**TASK GOAL**
Please report every line from the material that contains the word "allow".

===

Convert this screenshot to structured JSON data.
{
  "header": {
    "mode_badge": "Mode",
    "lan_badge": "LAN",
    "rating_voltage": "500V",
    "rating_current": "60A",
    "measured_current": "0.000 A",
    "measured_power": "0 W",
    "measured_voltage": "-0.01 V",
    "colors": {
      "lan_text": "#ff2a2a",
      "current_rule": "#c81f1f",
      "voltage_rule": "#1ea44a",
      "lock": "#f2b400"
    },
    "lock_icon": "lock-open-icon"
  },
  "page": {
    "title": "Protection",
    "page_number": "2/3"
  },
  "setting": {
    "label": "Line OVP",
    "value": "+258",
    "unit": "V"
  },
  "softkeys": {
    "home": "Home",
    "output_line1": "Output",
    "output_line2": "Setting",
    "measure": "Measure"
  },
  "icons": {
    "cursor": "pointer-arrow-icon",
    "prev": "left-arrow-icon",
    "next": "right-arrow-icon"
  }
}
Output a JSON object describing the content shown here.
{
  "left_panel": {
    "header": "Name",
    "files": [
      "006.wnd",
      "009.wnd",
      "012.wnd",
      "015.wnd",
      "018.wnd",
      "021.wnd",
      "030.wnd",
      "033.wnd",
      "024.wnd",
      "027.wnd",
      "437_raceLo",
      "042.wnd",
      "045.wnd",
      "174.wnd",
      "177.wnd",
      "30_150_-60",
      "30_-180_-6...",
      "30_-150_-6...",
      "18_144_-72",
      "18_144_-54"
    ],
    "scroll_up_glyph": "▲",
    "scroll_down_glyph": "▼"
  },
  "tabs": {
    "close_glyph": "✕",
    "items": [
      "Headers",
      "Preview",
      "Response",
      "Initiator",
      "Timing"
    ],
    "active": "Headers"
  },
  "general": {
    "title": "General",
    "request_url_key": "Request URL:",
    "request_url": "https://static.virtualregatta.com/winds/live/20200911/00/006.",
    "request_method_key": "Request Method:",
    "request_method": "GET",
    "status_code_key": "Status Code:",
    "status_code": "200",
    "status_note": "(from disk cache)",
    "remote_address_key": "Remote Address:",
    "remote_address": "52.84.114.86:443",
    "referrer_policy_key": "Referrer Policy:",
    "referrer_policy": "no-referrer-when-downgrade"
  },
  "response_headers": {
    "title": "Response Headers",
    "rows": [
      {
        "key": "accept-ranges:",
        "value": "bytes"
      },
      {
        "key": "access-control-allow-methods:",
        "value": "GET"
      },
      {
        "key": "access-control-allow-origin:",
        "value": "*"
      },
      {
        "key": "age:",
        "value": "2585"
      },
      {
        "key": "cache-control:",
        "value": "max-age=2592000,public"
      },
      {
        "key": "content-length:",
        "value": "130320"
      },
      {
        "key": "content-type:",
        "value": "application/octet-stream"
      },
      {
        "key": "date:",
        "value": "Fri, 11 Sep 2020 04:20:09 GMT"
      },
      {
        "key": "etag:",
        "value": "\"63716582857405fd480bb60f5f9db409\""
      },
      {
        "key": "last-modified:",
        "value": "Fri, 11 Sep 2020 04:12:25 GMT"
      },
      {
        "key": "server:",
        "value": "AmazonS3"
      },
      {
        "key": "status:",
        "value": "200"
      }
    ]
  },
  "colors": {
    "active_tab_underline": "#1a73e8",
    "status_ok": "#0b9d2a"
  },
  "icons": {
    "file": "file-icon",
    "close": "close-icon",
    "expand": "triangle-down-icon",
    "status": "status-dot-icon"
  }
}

===

**FINISHED TASK**
        "key": "access-control-allow-methods:",
        "key": "access-control-allow-origin:",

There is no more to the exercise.